[START OF Material for this task]
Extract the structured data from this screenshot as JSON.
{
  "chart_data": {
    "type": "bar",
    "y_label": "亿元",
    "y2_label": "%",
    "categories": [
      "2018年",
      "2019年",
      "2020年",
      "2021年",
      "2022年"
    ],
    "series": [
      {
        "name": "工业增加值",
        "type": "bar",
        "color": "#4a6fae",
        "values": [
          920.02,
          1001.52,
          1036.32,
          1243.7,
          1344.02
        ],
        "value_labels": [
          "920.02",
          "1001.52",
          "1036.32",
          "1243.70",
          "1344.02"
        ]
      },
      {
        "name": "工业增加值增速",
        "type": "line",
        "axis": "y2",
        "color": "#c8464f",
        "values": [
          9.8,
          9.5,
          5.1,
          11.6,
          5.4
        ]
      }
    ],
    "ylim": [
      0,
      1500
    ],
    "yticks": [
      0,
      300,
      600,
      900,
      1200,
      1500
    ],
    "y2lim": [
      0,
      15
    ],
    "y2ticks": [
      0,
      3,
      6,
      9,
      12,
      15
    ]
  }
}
[END OF Material for this task]
Given instruction: Set down the material above again, word for word.

Full answer:
Extract the structured data from this screenshot as JSON.
{
  "chart_data": {
    "type": "bar",
    "y_label": "亿元",
    "y2_label": "%",
    "categories": [
      "2018年",
      "2019年",
      "2020年",
      "2021年",
      "2022年"
    ],
    "series": [
      {
        "name": "工业增加值",
        "type": "bar",
        "color": "#4a6fae",
        "values": [
          920.02,
          1001.52,
          1036.32,
          1243.7,
          1344.02
        ],
        "value_labels": [
          "920.02",
          "1001.52",
          "1036.32",
          "1243.70",
          "1344.02"
        ]
      },
      {
        "name": "工业增加值增速",
        "type": "line",
        "axis": "y2",
        "color": "#c8464f",
        "values": [
          9.8,
          9.5,
          5.1,
          11.6,
          5.4
        ]
      }
    ],
    "ylim": [
      0,
      1500
    ],
    "yticks": [
      0,
      300,
      600,
      900,
      1200,
      1500
    ],
    "y2lim": [
      0,
      15
    ],
    "y2ticks": [
      0,
      3,
      6,
      9,
      12,
      15
    ]
  }
}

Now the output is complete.